• _Rows from a figure dataset_
┌────────

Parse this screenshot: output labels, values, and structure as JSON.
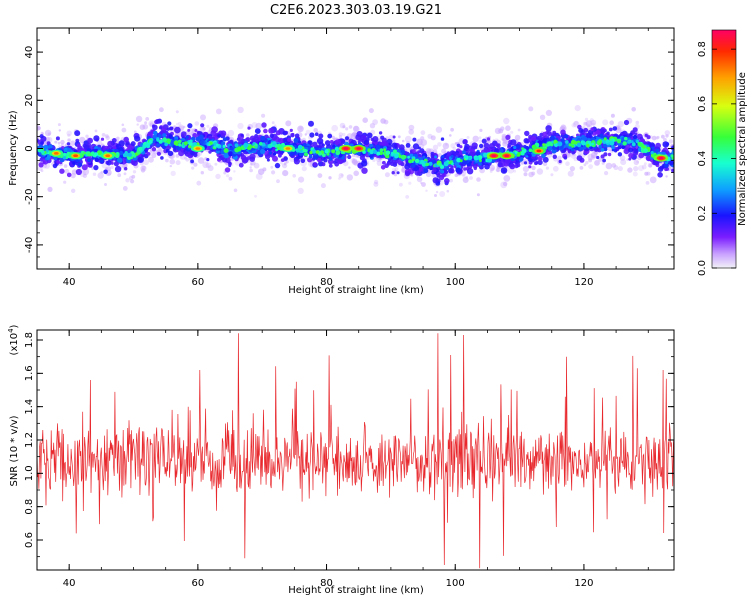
{
  "title": "C2E6.2023.303.03.19.G21",
  "colors": {
    "snr_line": "#e8282d",
    "colormap": [
      "#f2f2f8",
      "#7a1dff",
      "#1a14ff",
      "#0ea0ff",
      "#18ffd0",
      "#36ff3a",
      "#d8ff10",
      "#ffa000",
      "#ff2a00",
      "#ff0064"
    ]
  },
  "chart_data": [
    {
      "type": "heatmap",
      "xlabel": "Height of straight line (km)",
      "ylabel": "Frequency (Hz)",
      "xlim": [
        35,
        134
      ],
      "ylim": [
        -50,
        50
      ],
      "xticks": [
        40,
        60,
        80,
        100,
        120
      ],
      "yticks": [
        -40,
        -20,
        0,
        20,
        40
      ],
      "colorbar": {
        "label": "Normalized spectral amplitude",
        "range": [
          0,
          0.87
        ],
        "ticks": [
          "0.0",
          "0.2",
          "0.4",
          "0.6",
          "0.8"
        ]
      },
      "ridge_center_hz": {
        "x": [
          35,
          40,
          45,
          50,
          53,
          57,
          62,
          65,
          70,
          75,
          80,
          85,
          90,
          95,
          98,
          102,
          106,
          110,
          115,
          120,
          125,
          128,
          131,
          134
        ],
        "y": [
          -1,
          -3,
          -2,
          -3,
          4,
          2,
          2,
          -1,
          2,
          0,
          -2,
          0,
          -2,
          -6,
          -7,
          -4,
          -3,
          -2,
          2,
          2,
          3,
          3,
          -3,
          -4
        ]
      },
      "peak_spots_hz": [
        {
          "x": 38,
          "y": -2,
          "v": 0.72
        },
        {
          "x": 41,
          "y": -3,
          "v": 0.75
        },
        {
          "x": 46,
          "y": -3,
          "v": 0.72
        },
        {
          "x": 60,
          "y": 0,
          "v": 0.7
        },
        {
          "x": 74,
          "y": 0,
          "v": 0.7
        },
        {
          "x": 83,
          "y": 0,
          "v": 0.87
        },
        {
          "x": 85,
          "y": 0,
          "v": 0.85
        },
        {
          "x": 106,
          "y": -3,
          "v": 0.87
        },
        {
          "x": 108,
          "y": -3,
          "v": 0.85
        },
        {
          "x": 113,
          "y": -1,
          "v": 0.78
        },
        {
          "x": 132,
          "y": -4,
          "v": 0.87
        }
      ]
    },
    {
      "type": "line",
      "xlabel": "Height of straight line (km)",
      "ylabel": "SNR (10 * v/v)",
      "multiplier": "(x10",
      "multiplier_exp": "4",
      "multiplier_close": ")",
      "xlim": [
        35,
        134
      ],
      "ylim": [
        0.42,
        1.86
      ],
      "xticks": [
        40,
        60,
        80,
        100,
        120
      ],
      "yticks": [
        "0.6",
        "0.8",
        "1.0",
        "1.2",
        "1.4",
        "1.6",
        "1.8"
      ],
      "mean": 1.08,
      "spikes": [
        {
          "x": 66.3,
          "y": 1.84
        },
        {
          "x": 67.3,
          "y": 0.49
        },
        {
          "x": 97.3,
          "y": 1.84
        },
        {
          "x": 98.3,
          "y": 0.45
        },
        {
          "x": 101.3,
          "y": 1.83
        },
        {
          "x": 103.8,
          "y": 0.43
        },
        {
          "x": 99.3,
          "y": 1.71
        },
        {
          "x": 60.3,
          "y": 1.62
        },
        {
          "x": 117.3,
          "y": 1.7
        },
        {
          "x": 128.3,
          "y": 1.63
        },
        {
          "x": 43.3,
          "y": 1.56
        },
        {
          "x": 75.3,
          "y": 1.55
        },
        {
          "x": 132.3,
          "y": 1.62
        }
      ]
    }
  ]
}
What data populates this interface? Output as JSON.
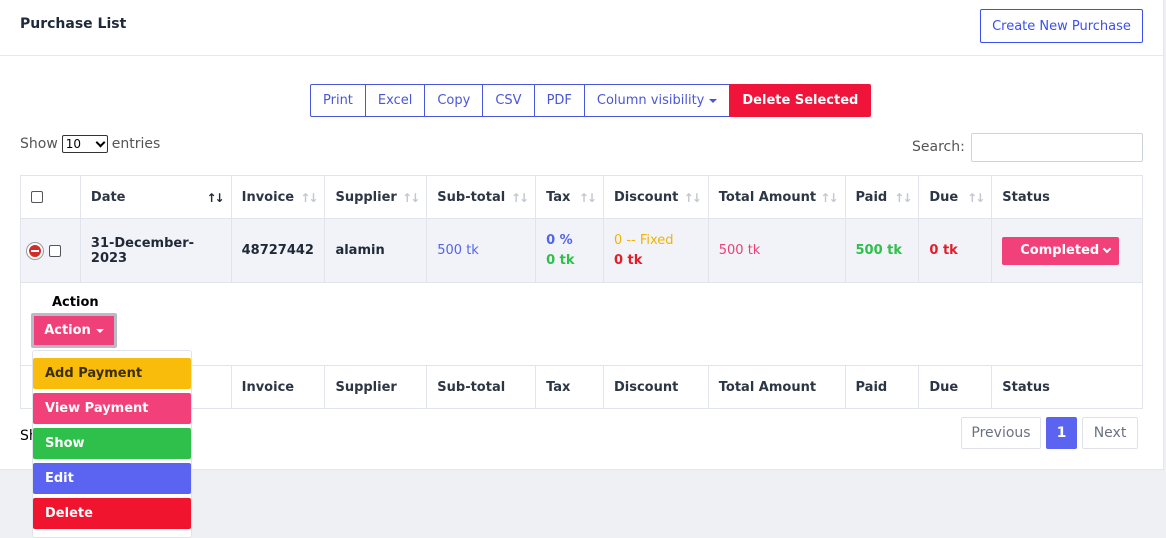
{
  "header": {
    "title": "Purchase List",
    "create_button": "Create New Purchase"
  },
  "export_buttons": [
    "Print",
    "Excel",
    "Copy",
    "CSV",
    "PDF",
    "Column visibility",
    "Delete Selected"
  ],
  "length_menu": {
    "prefix": "Show",
    "selected": "10",
    "suffix": "entries"
  },
  "search": {
    "label": "Search:",
    "value": ""
  },
  "table": {
    "columns": [
      "Date",
      "Invoice",
      "Supplier",
      "Sub-total",
      "Tax",
      "Discount",
      "Total Amount",
      "Paid",
      "Due",
      "Status"
    ],
    "rows": [
      {
        "date": "31-December-2023",
        "invoice": "48727442",
        "supplier": "alamin",
        "subtotal": "500 tk",
        "tax_rate": "0 %",
        "tax_amount": "0 tk",
        "discount_type": "0 -- Fixed",
        "discount_amount": "0 tk",
        "total": "500 tk",
        "paid": "500 tk",
        "due": "0 tk",
        "status": "Completed"
      }
    ],
    "child": {
      "label": "Action",
      "button": "Action"
    }
  },
  "action_menu": {
    "items": [
      {
        "label": "Add Payment",
        "color": "#f9bc0b"
      },
      {
        "label": "View Payment",
        "color": "#f2407a"
      },
      {
        "label": "Show",
        "color": "#2ec04a"
      },
      {
        "label": "Edit",
        "color": "#5a64f0"
      },
      {
        "label": "Delete",
        "color": "#f0142e"
      }
    ]
  },
  "info": {
    "text": "Sh"
  },
  "pagination": {
    "previous": "Previous",
    "current": "1",
    "next": "Next"
  },
  "colors": {
    "primary": "#5a64f0",
    "danger": "#f0143a",
    "pink": "#f2407a",
    "success": "#2ec04a",
    "warning": "#f9bc0b"
  }
}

└────────

Find each line holding "Purchase". Copy it out.

• _Correct result_
    "title": "Purchase List",
    "create_button": "Create New Purchase"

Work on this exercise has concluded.